**STATED EXERCISE:**
List each line of the data in which the string "контрактов" appears.
───── AVAILABLE RECORDS
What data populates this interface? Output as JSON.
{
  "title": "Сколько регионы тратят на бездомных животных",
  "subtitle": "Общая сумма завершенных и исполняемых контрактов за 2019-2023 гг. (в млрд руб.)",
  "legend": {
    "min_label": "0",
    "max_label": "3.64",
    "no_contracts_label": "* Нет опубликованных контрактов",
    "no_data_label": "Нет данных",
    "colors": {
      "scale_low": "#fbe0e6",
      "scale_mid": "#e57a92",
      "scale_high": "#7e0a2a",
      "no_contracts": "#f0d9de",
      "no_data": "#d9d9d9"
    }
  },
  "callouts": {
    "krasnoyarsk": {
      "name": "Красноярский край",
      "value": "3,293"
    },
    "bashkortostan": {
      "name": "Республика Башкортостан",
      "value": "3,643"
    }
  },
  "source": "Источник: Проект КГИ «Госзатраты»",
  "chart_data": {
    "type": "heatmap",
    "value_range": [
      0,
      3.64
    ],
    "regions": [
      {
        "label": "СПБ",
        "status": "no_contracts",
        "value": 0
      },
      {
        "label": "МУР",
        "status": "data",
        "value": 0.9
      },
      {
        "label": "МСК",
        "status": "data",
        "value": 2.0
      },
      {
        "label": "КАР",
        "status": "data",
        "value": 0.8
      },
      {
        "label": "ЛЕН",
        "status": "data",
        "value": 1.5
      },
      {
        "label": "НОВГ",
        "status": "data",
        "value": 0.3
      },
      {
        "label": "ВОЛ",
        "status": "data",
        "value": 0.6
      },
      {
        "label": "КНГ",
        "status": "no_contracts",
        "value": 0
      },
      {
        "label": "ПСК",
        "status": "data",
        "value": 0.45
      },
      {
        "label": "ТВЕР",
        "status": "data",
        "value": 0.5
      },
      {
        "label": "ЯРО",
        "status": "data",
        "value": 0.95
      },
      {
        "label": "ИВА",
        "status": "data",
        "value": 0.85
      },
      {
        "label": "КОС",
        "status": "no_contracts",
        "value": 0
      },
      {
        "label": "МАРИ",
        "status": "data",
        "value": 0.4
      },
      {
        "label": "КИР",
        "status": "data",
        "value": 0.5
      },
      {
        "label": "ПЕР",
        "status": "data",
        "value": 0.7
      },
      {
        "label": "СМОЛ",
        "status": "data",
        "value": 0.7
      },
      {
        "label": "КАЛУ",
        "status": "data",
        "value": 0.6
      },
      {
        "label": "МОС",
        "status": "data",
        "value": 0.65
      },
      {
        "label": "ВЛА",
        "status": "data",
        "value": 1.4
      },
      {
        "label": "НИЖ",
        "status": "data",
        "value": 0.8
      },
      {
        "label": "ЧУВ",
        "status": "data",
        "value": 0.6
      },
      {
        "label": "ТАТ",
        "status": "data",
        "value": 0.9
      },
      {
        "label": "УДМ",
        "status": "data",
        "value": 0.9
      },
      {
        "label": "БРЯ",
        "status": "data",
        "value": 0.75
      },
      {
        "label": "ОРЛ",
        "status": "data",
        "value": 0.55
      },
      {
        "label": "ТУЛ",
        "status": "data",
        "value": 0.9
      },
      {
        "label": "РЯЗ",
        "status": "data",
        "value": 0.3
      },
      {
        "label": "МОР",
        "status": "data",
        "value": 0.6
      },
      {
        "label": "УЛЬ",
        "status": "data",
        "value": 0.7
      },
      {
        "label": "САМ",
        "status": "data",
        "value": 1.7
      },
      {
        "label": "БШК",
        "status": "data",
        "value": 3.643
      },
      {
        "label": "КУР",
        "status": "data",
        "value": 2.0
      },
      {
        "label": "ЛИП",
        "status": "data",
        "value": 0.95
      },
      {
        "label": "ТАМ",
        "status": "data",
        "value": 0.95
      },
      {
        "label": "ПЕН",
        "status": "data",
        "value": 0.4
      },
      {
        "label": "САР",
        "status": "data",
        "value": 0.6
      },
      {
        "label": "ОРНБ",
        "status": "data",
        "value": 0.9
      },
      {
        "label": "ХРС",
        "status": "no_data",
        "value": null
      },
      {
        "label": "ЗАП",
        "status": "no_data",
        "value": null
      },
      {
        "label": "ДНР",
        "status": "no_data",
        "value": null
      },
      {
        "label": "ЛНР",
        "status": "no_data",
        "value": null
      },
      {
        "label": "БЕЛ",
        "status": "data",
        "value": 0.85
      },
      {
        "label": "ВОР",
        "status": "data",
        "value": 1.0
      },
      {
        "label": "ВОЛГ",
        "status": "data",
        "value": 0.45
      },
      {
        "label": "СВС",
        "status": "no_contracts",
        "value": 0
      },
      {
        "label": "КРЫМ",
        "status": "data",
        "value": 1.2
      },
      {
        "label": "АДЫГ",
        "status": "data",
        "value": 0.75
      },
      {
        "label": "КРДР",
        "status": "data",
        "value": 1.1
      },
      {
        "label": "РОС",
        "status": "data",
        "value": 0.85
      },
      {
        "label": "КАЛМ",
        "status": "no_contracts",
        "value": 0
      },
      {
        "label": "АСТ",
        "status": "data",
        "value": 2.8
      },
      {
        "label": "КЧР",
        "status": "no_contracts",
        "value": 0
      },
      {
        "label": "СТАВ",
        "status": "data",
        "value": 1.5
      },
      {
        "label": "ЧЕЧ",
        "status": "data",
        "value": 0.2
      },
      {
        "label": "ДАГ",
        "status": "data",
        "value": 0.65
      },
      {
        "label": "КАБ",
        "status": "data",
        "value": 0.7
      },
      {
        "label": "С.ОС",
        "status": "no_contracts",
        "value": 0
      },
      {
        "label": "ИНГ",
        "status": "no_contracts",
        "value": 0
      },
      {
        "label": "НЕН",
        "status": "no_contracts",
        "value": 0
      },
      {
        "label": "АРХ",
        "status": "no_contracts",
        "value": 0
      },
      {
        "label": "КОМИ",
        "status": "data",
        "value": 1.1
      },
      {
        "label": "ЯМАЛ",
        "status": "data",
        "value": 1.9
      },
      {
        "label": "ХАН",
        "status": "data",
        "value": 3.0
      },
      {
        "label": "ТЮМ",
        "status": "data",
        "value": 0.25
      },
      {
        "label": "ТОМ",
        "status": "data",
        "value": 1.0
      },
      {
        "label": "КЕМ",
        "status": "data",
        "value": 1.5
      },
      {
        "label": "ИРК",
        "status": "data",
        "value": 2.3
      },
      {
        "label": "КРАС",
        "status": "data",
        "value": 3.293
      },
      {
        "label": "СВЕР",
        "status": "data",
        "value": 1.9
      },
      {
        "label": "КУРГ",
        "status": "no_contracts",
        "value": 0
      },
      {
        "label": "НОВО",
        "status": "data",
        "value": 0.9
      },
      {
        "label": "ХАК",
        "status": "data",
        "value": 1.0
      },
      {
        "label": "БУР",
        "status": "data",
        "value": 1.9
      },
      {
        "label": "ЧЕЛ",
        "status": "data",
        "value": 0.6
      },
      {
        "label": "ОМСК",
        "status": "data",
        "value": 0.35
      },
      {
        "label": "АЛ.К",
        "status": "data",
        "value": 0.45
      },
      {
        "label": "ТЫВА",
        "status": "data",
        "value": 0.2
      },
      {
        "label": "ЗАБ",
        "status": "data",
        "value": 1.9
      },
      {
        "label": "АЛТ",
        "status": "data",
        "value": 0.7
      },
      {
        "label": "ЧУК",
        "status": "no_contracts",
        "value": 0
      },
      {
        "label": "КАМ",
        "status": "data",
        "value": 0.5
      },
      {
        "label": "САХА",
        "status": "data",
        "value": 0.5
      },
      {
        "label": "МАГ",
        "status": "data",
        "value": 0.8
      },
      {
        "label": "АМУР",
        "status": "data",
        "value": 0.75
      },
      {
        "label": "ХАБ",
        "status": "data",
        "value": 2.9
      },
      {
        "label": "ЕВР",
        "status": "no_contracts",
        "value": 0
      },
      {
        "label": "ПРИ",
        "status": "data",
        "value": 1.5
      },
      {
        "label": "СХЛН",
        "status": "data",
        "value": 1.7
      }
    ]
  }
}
──────────
**SOLUTION BELOW:**
  "subtitle": "Общая сумма завершенных и исполняемых контрактов за 2019-2023 гг. (в млрд руб.)",
    "no_contracts_label": "* Нет опубликованных контрактов",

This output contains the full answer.